[Rows from a dataset]
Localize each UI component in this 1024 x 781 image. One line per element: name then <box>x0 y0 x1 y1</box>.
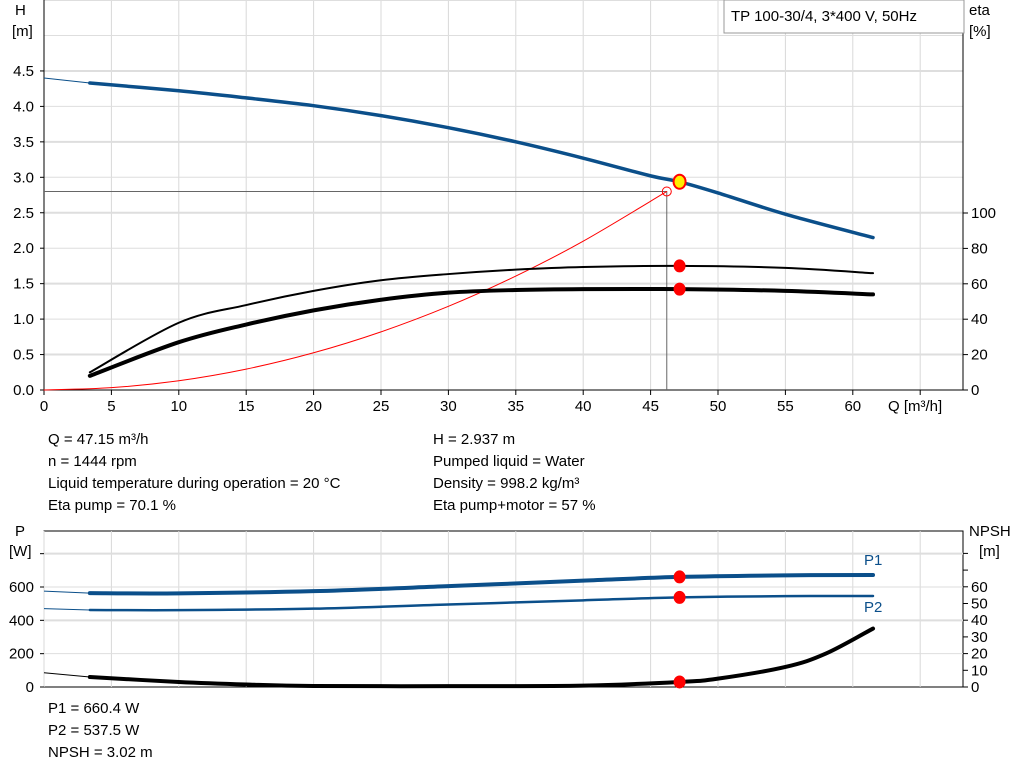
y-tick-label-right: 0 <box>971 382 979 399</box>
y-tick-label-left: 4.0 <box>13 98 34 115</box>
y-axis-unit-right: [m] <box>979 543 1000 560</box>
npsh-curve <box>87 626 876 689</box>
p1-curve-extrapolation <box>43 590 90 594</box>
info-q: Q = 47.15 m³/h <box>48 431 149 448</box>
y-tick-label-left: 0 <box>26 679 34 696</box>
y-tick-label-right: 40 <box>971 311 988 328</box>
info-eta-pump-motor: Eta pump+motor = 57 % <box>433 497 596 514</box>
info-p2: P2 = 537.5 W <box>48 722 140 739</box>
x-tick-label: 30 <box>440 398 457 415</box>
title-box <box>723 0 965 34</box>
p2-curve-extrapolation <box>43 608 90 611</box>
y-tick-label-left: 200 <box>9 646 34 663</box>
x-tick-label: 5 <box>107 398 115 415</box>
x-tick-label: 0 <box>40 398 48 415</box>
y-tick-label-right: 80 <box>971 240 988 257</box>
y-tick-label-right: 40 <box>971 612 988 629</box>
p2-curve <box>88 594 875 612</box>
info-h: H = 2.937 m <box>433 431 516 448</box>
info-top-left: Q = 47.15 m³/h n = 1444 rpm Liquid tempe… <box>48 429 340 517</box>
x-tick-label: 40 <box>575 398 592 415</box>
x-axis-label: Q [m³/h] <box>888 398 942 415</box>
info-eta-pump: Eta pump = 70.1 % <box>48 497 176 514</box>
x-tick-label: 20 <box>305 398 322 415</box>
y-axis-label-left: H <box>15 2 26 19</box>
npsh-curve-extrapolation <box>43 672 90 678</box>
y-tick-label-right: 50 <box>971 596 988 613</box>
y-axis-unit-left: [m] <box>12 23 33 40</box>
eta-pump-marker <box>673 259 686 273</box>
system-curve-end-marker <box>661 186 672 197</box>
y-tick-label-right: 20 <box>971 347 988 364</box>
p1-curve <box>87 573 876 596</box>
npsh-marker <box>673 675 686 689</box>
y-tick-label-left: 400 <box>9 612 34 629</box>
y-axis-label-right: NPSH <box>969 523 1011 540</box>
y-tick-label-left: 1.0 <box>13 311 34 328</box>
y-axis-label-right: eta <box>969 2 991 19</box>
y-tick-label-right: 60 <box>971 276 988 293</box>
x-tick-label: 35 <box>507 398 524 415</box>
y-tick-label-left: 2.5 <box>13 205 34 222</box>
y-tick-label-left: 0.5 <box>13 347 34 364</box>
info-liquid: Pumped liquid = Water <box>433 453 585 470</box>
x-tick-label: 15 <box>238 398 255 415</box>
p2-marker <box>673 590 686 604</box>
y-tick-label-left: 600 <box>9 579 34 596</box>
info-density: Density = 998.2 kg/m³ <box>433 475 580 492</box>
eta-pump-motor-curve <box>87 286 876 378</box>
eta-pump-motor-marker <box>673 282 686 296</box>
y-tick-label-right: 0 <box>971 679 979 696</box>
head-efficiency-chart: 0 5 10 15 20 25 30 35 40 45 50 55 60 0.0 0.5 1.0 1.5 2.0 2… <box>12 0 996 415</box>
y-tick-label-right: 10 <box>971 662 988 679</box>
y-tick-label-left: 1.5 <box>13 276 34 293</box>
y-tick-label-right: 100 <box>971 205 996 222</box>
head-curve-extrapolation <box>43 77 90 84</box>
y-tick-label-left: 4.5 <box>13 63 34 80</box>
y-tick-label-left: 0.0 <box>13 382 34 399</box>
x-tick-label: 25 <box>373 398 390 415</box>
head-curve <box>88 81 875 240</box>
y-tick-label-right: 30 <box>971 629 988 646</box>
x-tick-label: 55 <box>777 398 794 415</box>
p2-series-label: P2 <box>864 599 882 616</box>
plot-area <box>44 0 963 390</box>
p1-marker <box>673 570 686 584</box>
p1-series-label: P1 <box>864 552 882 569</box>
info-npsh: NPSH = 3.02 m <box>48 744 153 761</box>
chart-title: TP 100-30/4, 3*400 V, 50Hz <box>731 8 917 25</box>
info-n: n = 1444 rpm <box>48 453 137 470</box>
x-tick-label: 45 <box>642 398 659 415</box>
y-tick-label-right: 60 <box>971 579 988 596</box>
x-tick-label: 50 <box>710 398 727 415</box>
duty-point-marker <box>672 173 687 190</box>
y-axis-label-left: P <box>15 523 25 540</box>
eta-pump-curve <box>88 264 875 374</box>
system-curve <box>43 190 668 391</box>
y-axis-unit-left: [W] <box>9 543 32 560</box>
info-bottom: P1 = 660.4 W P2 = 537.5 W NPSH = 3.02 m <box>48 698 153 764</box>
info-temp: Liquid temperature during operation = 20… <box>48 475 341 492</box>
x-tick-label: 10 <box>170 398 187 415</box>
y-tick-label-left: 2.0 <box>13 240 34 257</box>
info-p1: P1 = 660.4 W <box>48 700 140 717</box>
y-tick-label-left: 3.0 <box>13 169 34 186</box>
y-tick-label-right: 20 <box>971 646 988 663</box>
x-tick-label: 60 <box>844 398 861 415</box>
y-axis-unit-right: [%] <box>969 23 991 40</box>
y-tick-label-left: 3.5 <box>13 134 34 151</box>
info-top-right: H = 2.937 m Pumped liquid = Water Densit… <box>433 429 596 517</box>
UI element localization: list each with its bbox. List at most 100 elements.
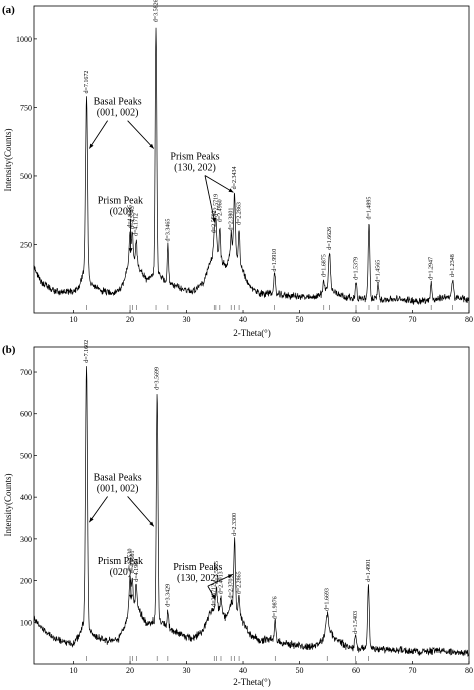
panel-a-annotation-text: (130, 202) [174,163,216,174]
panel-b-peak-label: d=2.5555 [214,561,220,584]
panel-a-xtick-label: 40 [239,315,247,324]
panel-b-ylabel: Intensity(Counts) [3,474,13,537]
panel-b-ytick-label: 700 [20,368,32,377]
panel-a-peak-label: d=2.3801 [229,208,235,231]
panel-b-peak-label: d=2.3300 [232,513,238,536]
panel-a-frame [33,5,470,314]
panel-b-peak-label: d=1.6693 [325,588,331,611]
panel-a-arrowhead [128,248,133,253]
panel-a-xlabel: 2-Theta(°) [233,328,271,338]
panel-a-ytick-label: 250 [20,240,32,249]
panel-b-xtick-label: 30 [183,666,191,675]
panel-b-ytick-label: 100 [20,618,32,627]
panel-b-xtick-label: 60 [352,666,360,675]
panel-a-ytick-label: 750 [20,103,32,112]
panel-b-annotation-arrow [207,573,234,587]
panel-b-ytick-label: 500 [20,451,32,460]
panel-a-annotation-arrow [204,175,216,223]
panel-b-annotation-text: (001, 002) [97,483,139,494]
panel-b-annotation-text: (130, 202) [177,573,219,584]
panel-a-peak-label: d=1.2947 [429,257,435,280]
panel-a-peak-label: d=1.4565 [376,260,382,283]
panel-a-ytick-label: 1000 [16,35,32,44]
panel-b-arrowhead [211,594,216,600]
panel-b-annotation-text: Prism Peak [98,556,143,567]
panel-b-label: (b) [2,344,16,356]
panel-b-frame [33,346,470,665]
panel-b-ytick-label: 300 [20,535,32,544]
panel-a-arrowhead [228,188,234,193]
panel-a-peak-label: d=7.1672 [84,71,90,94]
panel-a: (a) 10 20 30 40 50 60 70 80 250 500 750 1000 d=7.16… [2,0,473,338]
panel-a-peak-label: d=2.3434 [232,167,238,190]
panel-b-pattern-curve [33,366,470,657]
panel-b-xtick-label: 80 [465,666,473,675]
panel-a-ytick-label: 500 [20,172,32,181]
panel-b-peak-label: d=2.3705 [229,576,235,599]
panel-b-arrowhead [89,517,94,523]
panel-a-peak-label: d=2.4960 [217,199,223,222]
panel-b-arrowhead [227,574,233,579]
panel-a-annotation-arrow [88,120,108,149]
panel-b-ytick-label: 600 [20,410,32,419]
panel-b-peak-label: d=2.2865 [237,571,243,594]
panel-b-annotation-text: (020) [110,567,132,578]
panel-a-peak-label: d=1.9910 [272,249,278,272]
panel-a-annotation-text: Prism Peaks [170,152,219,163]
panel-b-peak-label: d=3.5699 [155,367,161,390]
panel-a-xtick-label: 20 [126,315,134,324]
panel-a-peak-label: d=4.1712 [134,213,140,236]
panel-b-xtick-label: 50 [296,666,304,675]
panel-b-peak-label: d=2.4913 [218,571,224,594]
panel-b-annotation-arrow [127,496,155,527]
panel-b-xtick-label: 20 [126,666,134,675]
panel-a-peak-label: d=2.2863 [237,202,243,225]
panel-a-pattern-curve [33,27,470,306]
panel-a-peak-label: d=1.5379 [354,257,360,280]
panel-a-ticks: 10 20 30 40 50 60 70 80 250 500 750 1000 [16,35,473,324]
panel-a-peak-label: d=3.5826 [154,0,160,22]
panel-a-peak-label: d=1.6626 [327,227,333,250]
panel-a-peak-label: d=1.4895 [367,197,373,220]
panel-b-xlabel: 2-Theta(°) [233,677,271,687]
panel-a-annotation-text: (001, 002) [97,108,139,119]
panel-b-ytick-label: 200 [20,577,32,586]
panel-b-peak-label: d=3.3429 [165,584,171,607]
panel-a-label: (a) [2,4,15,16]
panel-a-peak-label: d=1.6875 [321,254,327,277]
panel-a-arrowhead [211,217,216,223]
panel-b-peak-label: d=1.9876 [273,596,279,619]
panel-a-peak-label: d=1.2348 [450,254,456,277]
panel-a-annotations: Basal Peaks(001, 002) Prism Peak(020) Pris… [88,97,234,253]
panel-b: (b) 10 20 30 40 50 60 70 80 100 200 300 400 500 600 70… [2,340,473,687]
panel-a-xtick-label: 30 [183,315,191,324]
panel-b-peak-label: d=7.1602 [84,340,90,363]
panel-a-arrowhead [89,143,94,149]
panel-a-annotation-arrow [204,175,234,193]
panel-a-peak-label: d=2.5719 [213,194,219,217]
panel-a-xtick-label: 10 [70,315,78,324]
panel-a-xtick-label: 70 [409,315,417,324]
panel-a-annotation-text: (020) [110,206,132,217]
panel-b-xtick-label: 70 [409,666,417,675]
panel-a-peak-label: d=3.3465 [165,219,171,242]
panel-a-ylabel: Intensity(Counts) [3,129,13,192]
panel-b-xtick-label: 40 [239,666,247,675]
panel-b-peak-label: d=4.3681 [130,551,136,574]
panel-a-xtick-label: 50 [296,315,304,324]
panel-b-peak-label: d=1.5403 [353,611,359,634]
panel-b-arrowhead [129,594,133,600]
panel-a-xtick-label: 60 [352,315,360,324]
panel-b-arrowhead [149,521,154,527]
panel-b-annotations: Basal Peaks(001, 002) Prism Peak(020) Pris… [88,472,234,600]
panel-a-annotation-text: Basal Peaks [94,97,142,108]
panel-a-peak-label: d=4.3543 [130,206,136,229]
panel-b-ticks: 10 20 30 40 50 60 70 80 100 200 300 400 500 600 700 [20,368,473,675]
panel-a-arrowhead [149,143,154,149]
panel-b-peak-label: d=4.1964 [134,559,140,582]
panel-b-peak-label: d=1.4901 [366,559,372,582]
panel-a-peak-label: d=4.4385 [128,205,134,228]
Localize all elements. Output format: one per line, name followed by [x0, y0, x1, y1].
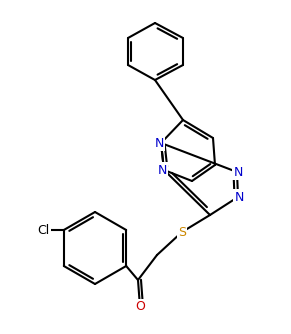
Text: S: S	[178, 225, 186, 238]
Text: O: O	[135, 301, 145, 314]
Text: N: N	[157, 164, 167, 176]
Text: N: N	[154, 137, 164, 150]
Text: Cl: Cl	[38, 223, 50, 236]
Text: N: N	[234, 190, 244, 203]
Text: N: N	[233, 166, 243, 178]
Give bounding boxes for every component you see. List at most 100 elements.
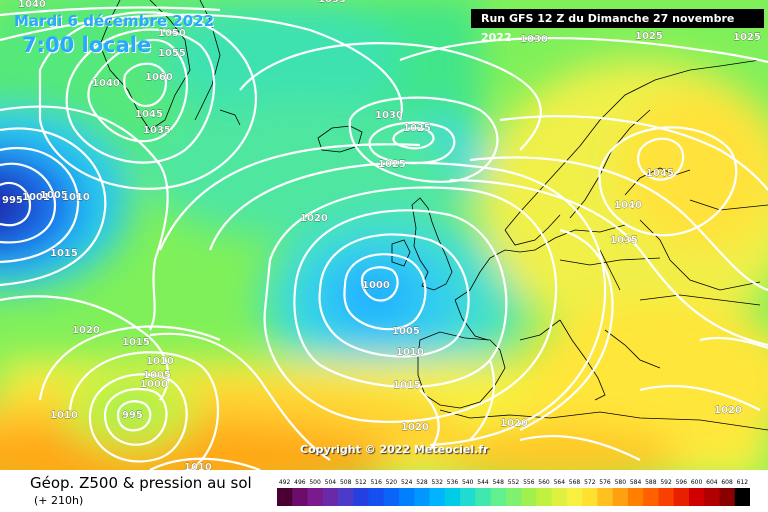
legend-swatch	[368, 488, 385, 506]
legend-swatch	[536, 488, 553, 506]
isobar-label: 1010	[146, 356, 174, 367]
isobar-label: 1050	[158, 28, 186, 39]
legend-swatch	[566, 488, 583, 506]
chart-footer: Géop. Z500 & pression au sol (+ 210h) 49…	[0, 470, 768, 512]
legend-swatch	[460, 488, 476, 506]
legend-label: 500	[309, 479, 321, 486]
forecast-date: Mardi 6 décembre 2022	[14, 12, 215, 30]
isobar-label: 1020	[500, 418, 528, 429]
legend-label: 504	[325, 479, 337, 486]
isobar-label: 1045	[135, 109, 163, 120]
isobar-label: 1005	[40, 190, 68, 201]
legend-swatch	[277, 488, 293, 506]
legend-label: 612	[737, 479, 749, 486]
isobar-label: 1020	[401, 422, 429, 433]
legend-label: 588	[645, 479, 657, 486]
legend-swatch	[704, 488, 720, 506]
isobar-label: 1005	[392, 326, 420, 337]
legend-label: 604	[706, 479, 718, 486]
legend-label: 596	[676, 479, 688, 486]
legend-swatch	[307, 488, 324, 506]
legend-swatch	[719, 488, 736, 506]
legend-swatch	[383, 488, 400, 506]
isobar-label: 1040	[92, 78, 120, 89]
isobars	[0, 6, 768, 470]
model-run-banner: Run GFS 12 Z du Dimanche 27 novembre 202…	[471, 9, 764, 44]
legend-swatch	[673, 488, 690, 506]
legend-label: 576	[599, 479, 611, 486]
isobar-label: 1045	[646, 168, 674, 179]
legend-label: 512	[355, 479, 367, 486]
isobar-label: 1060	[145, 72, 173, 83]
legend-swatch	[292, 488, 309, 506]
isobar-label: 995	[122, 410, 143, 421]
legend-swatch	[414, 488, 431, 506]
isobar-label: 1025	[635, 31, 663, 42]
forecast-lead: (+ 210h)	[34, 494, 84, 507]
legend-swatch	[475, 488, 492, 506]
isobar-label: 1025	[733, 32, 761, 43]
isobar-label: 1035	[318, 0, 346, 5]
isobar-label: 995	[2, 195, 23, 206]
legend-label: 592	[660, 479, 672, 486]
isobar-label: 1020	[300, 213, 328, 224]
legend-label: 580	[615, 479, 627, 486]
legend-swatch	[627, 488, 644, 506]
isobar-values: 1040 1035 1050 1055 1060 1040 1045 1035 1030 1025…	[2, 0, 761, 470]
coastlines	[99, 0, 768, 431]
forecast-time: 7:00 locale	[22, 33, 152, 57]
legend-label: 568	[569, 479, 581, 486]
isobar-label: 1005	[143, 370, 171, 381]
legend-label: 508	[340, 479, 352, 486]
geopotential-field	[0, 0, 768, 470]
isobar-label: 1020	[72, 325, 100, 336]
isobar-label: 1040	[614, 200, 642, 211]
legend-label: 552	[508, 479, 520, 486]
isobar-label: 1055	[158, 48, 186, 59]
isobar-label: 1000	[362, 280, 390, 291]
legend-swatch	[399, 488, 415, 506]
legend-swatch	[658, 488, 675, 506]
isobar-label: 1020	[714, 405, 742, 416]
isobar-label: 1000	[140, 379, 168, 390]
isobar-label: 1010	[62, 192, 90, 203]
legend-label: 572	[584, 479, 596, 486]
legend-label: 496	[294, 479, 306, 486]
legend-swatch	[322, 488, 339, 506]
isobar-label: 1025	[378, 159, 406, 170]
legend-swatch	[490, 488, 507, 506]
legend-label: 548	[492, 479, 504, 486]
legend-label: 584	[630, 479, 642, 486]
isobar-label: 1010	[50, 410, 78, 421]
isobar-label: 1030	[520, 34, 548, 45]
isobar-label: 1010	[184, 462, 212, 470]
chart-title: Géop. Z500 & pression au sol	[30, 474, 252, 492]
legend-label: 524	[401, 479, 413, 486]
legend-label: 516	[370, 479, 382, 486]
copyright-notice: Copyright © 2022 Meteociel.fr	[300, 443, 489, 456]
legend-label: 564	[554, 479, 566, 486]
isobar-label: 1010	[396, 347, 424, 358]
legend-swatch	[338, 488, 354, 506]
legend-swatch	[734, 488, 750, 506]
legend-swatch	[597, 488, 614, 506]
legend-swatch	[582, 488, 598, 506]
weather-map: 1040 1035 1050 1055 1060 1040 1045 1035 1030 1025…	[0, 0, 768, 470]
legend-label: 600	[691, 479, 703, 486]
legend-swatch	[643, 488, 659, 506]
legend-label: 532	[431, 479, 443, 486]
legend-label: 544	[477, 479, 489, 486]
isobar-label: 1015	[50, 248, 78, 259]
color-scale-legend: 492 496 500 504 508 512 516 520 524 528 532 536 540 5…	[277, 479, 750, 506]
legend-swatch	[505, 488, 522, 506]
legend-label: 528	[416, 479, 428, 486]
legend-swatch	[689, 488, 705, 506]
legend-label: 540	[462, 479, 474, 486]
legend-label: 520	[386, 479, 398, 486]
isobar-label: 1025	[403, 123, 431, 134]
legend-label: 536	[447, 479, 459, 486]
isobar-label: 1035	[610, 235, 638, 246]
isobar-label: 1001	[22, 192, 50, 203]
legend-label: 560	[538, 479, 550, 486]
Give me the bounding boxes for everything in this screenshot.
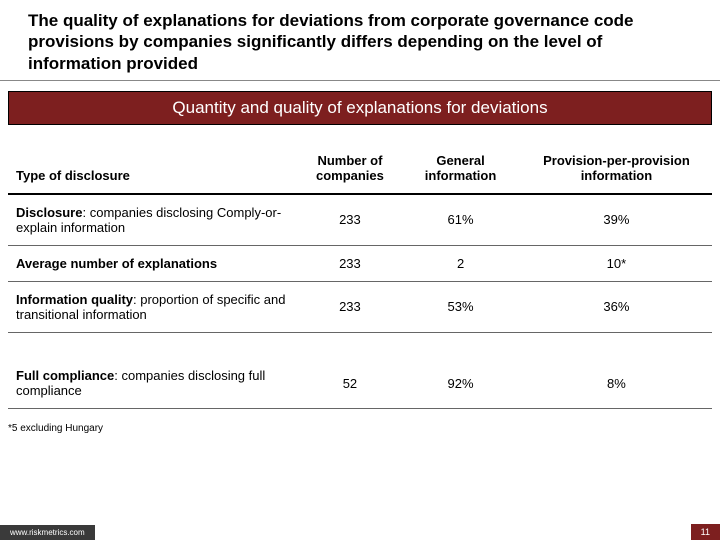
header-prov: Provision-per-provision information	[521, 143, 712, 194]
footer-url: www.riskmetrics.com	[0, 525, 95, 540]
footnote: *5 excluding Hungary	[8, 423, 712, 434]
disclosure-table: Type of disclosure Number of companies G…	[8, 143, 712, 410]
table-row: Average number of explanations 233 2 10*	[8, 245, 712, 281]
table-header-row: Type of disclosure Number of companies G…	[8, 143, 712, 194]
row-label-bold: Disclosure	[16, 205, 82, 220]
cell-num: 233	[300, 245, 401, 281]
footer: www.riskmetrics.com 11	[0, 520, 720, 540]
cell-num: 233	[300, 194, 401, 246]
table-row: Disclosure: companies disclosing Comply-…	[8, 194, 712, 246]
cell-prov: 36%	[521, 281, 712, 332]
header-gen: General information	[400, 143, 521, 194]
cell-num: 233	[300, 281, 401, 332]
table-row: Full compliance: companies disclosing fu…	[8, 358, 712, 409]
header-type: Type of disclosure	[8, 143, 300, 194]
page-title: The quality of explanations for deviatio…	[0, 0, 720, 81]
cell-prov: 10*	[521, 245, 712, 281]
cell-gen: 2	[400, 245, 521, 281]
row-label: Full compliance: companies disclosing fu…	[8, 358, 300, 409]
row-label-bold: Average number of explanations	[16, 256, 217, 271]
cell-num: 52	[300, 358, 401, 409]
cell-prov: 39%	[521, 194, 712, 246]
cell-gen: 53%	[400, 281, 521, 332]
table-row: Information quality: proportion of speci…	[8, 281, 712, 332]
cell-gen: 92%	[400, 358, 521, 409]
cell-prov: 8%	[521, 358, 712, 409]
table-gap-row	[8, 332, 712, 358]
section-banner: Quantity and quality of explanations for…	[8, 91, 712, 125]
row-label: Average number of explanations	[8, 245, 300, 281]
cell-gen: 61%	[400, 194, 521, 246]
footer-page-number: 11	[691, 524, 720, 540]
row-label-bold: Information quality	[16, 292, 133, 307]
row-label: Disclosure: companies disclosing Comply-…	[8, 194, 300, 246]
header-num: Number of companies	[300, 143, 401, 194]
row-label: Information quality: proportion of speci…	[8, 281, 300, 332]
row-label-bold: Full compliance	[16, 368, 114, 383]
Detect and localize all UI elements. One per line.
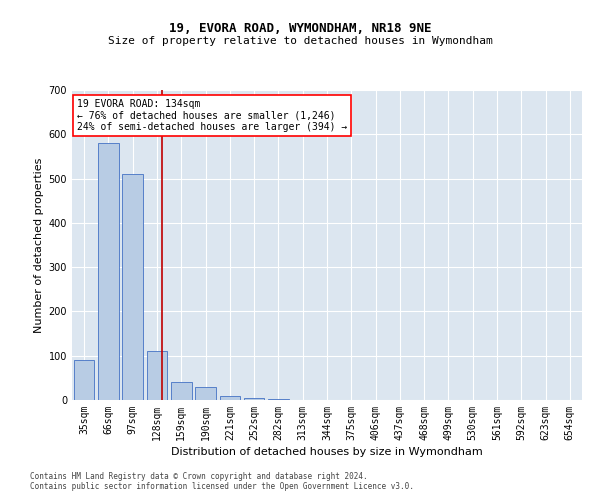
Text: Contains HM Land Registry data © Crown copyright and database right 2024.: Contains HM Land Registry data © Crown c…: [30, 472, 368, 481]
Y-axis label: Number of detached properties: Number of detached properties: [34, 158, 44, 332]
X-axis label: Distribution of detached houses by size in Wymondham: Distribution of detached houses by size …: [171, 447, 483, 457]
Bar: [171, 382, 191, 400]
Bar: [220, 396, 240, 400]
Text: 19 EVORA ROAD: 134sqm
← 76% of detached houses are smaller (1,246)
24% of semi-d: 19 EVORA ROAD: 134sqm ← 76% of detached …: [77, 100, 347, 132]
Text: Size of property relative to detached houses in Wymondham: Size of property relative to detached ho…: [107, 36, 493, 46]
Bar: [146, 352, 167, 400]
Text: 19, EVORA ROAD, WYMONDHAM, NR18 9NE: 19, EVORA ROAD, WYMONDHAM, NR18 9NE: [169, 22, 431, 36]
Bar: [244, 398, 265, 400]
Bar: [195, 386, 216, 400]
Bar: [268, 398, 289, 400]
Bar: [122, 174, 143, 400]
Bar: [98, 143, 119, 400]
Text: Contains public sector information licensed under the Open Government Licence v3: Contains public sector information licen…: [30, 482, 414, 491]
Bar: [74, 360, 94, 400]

The task:
Rewrite the rows starting at the line that contains "488, 385, 506]" and ending at the line that contains "488, 431, 506]", changing every "legend-swatch" to "color-swatch" and leaving everything else the same. Give only those lines.

Solution:
color-swatch	[368, 488, 385, 506]
color-swatch	[536, 488, 553, 506]
isobar-label: 1010	[146, 356, 174, 367]
isobar-label: 1050	[158, 28, 186, 39]
color-swatch	[566, 488, 583, 506]
chart-footer: Géop. Z500 & pression au sol (+ 210h) 49…	[0, 470, 768, 512]
color-swatch	[460, 488, 476, 506]
legend-label: 500	[309, 479, 321, 486]
forecast-date: Mardi 6 décembre 2022	[14, 12, 215, 30]
isobar-label: 1020	[500, 418, 528, 429]
legend-label: 504	[325, 479, 337, 486]
isobar-label: 1045	[135, 109, 163, 120]
isobar-label: 1005	[40, 190, 68, 201]
color-swatch	[277, 488, 293, 506]
legend-label: 612	[737, 479, 749, 486]
isobar-label: 1020	[401, 422, 429, 433]
legend-label: 588	[645, 479, 657, 486]
color-swatch	[704, 488, 720, 506]
isobar-label: 1005	[392, 326, 420, 337]
legend-label: 604	[706, 479, 718, 486]
legend-label: 596	[676, 479, 688, 486]
color-swatch	[307, 488, 324, 506]
color-swatch	[719, 488, 736, 506]
color-swatch	[383, 488, 400, 506]
isobar-label: 1040	[92, 78, 120, 89]
isobars	[0, 6, 768, 470]
model-run-banner: Run GFS 12 Z du Dimanche 27 novembre 202…	[471, 9, 764, 44]
color-swatch	[673, 488, 690, 506]
legend-label: 576	[599, 479, 611, 486]
isobar-label: 1045	[646, 168, 674, 179]
legend-label: 512	[355, 479, 367, 486]
isobar-label: 1060	[145, 72, 173, 83]
color-swatch	[292, 488, 309, 506]
isobar-label: 995	[122, 410, 143, 421]
color-swatch	[414, 488, 431, 506]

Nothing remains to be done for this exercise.